> [Aim] Records follow. Select each line holding "practice".

> [Record extracts]
- - - - -
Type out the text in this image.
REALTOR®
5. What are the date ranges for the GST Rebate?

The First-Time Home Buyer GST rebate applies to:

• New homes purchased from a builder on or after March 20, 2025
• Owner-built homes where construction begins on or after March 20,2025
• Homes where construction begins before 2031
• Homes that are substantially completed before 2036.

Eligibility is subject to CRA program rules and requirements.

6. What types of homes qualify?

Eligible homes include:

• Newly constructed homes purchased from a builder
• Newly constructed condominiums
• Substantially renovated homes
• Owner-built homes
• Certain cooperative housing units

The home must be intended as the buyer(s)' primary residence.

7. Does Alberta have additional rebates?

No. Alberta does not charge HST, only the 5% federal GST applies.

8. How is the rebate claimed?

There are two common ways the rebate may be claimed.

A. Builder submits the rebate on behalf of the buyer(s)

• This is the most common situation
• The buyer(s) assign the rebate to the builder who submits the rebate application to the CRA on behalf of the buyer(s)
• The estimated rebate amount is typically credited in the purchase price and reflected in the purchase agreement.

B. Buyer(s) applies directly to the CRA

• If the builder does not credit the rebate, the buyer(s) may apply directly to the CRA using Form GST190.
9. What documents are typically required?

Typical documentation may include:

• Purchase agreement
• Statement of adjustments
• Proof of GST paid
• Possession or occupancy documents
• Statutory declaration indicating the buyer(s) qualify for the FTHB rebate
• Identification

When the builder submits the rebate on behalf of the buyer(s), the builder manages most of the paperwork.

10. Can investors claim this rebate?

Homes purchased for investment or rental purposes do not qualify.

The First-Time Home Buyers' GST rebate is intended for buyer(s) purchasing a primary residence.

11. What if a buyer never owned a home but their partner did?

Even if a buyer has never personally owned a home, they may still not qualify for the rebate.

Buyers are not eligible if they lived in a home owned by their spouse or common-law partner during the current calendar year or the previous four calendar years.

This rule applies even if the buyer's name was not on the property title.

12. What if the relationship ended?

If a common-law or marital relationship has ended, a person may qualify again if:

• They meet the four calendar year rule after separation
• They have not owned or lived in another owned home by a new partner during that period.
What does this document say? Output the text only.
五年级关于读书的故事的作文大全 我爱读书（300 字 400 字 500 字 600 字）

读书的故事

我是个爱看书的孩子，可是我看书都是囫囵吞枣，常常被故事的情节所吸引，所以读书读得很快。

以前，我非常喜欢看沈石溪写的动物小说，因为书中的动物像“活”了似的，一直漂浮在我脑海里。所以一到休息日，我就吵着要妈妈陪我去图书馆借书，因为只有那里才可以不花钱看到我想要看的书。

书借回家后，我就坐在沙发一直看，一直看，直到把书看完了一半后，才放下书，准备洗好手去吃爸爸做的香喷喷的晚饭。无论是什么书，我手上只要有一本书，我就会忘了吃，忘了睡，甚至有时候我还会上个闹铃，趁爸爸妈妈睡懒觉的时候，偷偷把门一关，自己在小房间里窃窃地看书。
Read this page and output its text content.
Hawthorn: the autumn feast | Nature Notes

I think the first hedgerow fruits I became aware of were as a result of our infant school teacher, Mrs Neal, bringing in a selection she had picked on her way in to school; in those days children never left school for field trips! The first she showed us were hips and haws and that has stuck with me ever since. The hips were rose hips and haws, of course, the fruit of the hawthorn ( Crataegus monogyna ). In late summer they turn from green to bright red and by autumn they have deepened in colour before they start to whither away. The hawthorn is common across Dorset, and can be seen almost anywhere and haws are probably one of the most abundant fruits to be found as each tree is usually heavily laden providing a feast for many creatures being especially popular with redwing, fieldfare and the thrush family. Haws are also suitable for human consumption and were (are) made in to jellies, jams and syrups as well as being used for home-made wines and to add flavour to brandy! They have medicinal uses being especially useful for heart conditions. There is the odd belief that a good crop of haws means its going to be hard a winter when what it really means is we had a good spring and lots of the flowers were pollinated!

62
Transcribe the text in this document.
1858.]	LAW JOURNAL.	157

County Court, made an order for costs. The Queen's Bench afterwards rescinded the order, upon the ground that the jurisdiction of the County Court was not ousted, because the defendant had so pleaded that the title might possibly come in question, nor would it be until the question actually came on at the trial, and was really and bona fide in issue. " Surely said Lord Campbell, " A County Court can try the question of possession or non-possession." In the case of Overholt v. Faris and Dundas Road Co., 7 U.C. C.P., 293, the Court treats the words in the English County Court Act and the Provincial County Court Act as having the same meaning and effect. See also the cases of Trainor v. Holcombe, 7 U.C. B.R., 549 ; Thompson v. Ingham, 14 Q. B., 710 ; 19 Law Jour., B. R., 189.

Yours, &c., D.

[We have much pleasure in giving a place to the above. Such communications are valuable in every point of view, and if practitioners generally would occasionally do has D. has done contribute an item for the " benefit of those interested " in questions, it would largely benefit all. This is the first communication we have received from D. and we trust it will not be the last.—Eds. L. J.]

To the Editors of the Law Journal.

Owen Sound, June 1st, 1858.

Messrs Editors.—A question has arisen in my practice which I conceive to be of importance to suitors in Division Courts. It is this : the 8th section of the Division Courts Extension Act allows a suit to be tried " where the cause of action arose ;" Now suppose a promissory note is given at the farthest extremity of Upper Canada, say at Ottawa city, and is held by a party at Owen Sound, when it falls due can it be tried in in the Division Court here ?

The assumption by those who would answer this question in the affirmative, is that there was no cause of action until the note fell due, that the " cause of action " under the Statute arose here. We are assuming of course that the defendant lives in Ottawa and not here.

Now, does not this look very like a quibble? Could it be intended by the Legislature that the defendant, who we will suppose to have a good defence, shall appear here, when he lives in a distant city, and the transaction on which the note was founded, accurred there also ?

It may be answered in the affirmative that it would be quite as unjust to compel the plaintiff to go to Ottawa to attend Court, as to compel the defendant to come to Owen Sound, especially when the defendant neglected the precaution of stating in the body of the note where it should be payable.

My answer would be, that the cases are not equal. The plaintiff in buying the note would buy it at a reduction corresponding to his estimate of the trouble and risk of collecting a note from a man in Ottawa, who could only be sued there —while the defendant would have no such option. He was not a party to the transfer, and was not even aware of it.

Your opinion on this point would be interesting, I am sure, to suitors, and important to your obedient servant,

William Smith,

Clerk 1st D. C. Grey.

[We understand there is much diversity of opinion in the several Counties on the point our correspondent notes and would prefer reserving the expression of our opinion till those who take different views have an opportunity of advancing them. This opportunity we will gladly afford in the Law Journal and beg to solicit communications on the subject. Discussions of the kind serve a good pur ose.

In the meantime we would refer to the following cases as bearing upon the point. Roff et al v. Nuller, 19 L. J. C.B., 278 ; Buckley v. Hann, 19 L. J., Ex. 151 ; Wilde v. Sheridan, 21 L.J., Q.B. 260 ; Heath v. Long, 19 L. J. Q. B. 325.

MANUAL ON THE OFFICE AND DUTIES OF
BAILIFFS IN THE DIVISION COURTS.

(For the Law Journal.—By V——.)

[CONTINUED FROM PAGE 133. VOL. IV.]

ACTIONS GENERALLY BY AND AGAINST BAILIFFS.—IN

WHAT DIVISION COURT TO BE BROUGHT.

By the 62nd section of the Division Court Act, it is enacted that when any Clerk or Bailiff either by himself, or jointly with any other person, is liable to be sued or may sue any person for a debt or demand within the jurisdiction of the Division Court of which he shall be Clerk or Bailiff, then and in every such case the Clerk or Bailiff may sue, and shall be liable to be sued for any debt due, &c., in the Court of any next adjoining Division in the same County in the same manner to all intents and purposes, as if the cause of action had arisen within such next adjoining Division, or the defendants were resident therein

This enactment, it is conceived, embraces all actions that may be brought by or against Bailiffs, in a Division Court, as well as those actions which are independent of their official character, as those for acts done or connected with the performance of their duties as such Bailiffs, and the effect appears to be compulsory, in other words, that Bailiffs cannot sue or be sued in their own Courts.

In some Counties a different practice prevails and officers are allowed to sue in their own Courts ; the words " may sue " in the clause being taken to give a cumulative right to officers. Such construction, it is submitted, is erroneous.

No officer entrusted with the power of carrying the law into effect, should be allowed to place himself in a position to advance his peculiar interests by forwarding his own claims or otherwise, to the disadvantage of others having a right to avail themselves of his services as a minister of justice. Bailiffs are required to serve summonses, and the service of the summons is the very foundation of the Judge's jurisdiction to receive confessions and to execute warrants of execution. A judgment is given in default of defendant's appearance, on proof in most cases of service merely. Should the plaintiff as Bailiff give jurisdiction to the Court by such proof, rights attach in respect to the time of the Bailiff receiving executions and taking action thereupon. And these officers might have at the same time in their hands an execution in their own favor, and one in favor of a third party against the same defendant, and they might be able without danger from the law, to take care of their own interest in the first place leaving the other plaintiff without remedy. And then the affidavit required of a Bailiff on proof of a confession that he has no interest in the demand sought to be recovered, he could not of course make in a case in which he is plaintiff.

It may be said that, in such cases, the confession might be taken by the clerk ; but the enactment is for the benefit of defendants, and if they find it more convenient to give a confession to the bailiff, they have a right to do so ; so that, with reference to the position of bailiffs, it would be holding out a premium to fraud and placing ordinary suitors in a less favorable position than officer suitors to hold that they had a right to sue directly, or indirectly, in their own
- - - - -
> [Response to this task]
Messrs Editors.—A question has arisen in my practice which I conceive to be of importance to suitors in Division Courts. It is this : the 8th section of the Division Courts Extension Act allows a suit to be tried " where the cause of action arose ;" Now suppose a promissory note is given at the farthest extremity of Upper Canada, say at Ottawa city, and is held by a party at Owen Sound, when it falls due can it be tried in in the Division Court here ?
In some Counties a different practice prevails and officers are allowed to sue in their own Courts ; the words " may sue " in the clause being taken to give a cumulative right to officers. Such construction, it is submitted, is erroneous.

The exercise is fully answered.